**What is expected:**
Across the entries below, how many lines contain the word "целлюлозы"? Give the number alone.

Source records:
▬▬▬

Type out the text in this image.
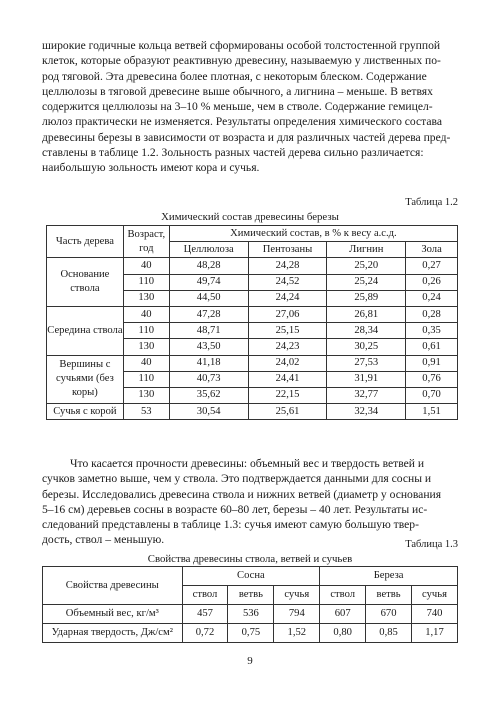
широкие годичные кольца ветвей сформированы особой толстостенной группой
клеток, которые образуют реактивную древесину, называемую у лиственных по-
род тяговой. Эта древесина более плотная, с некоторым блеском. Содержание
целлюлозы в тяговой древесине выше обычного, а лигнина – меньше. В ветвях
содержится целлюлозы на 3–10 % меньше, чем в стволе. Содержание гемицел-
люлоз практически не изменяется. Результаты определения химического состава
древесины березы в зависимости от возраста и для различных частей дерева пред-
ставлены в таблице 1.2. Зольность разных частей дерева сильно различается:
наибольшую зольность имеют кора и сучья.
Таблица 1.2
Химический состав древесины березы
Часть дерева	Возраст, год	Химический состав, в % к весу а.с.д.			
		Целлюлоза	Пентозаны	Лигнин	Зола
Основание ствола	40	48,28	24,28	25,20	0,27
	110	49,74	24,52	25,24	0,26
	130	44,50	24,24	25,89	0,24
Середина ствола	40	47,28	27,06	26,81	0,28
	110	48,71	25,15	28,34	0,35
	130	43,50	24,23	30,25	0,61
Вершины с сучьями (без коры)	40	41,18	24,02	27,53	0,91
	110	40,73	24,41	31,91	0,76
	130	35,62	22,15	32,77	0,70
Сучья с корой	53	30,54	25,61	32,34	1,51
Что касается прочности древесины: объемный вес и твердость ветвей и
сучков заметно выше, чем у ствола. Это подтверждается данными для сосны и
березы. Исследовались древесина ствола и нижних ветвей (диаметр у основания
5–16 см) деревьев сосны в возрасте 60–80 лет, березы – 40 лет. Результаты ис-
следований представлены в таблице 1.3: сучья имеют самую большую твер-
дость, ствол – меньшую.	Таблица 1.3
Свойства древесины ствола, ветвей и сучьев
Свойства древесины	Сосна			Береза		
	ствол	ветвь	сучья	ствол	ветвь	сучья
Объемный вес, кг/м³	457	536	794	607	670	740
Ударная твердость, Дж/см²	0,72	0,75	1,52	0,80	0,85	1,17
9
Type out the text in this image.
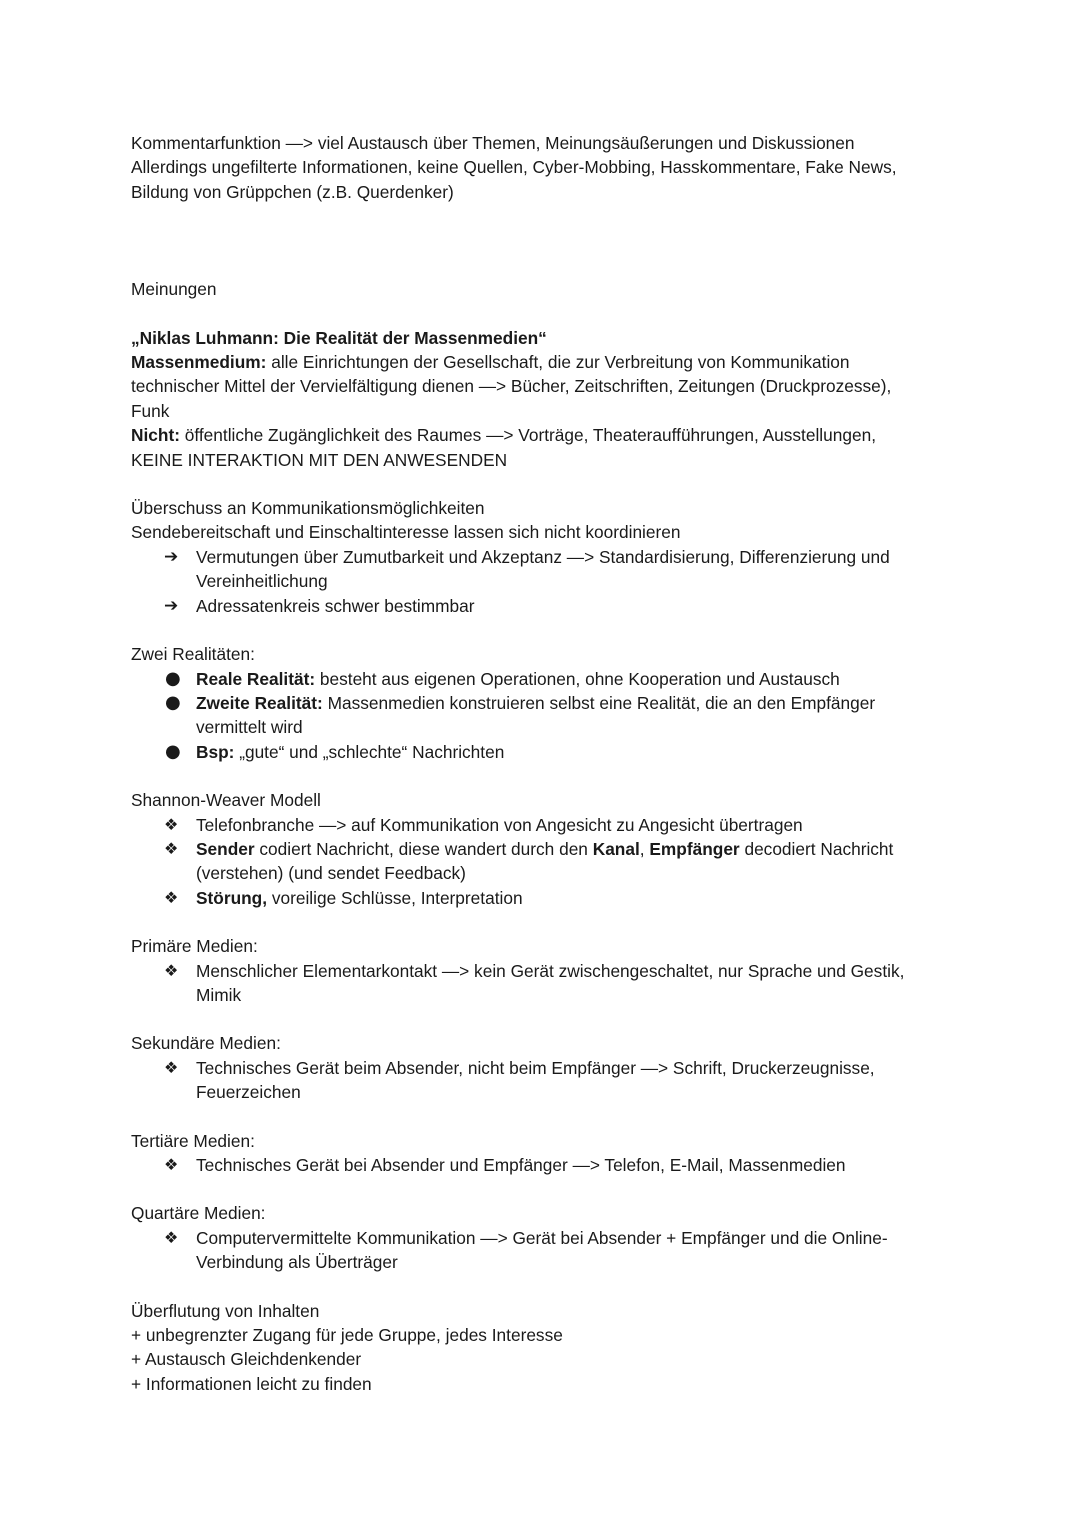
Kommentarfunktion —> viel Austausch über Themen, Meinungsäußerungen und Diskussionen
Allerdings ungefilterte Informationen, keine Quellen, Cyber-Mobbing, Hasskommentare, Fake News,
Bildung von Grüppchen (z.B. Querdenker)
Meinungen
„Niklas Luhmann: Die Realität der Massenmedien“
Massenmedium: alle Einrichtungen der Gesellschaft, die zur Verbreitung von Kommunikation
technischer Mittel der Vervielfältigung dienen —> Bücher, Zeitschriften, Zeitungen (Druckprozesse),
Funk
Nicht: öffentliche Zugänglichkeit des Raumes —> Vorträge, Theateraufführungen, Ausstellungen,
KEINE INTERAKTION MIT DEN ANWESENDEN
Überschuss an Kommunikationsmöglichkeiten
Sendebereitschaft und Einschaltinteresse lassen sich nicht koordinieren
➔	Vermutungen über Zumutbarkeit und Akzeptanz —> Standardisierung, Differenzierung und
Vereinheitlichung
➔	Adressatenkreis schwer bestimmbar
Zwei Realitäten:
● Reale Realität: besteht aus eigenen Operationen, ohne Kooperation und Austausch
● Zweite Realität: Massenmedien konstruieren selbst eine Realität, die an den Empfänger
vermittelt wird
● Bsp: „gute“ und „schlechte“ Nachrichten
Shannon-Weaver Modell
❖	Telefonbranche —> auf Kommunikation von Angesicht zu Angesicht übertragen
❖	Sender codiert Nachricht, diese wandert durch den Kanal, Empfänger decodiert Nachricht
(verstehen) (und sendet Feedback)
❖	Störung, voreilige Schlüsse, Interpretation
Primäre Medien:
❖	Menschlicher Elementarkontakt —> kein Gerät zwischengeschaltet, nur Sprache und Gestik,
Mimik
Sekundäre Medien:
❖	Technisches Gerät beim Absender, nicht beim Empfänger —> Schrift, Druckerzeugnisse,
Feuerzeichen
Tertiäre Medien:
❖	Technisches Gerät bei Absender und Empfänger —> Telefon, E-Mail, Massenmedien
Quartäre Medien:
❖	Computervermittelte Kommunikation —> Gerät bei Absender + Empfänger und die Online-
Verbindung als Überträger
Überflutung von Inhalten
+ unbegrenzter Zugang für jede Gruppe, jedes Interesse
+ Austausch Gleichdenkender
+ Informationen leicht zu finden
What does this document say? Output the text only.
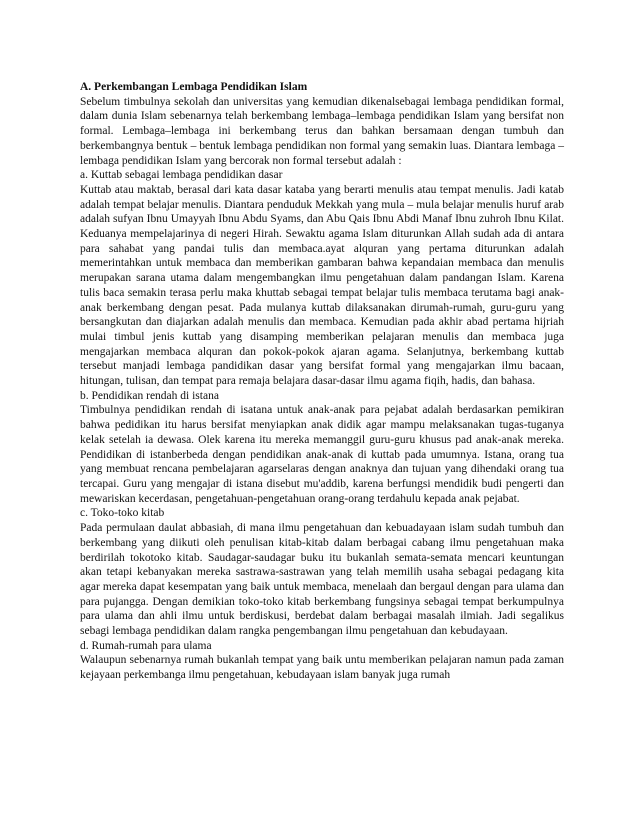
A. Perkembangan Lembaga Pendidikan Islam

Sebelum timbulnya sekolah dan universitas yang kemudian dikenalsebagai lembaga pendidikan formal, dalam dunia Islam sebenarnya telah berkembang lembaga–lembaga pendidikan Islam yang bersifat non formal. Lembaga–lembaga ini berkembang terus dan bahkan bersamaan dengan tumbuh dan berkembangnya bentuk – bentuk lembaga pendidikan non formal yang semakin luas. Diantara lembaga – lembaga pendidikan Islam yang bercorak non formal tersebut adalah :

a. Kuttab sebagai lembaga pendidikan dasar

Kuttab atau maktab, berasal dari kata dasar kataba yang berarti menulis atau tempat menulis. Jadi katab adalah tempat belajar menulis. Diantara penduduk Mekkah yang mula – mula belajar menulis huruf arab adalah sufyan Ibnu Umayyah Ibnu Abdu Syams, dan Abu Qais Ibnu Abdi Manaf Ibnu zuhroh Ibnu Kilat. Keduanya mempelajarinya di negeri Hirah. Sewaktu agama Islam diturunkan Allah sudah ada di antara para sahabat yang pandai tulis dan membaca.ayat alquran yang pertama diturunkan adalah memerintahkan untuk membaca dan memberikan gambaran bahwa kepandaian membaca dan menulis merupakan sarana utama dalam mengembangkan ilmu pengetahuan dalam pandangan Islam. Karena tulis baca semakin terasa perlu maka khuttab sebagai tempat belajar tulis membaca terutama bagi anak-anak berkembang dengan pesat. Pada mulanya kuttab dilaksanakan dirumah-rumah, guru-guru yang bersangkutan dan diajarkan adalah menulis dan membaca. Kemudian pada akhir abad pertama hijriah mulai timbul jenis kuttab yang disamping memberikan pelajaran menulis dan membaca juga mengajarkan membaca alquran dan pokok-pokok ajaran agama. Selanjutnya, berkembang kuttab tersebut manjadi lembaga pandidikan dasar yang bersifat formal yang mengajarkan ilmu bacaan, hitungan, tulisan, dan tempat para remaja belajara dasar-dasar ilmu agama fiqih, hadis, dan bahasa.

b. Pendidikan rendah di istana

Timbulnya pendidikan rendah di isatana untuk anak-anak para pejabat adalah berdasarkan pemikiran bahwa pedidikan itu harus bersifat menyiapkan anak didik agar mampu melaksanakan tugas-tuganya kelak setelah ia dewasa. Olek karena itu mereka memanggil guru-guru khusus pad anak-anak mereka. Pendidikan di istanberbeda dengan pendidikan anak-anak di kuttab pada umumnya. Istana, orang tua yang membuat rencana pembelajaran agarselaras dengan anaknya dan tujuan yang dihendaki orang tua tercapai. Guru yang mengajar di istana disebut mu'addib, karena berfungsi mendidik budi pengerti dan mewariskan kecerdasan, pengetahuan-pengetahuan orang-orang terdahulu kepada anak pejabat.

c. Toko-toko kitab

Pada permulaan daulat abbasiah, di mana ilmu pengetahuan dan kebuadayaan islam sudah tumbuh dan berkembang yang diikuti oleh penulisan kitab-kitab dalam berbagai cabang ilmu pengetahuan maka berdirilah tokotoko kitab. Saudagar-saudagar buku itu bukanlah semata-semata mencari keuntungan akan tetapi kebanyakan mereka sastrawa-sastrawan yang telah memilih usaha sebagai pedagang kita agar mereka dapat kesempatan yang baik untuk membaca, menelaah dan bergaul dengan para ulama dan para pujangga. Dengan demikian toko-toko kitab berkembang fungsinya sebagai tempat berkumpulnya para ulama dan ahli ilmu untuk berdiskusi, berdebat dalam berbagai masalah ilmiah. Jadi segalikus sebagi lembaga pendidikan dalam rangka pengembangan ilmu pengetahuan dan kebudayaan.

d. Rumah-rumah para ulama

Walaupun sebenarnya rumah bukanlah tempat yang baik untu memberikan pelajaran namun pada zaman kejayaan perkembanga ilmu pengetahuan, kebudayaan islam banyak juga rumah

▬▬▬

**Output of the task:**
2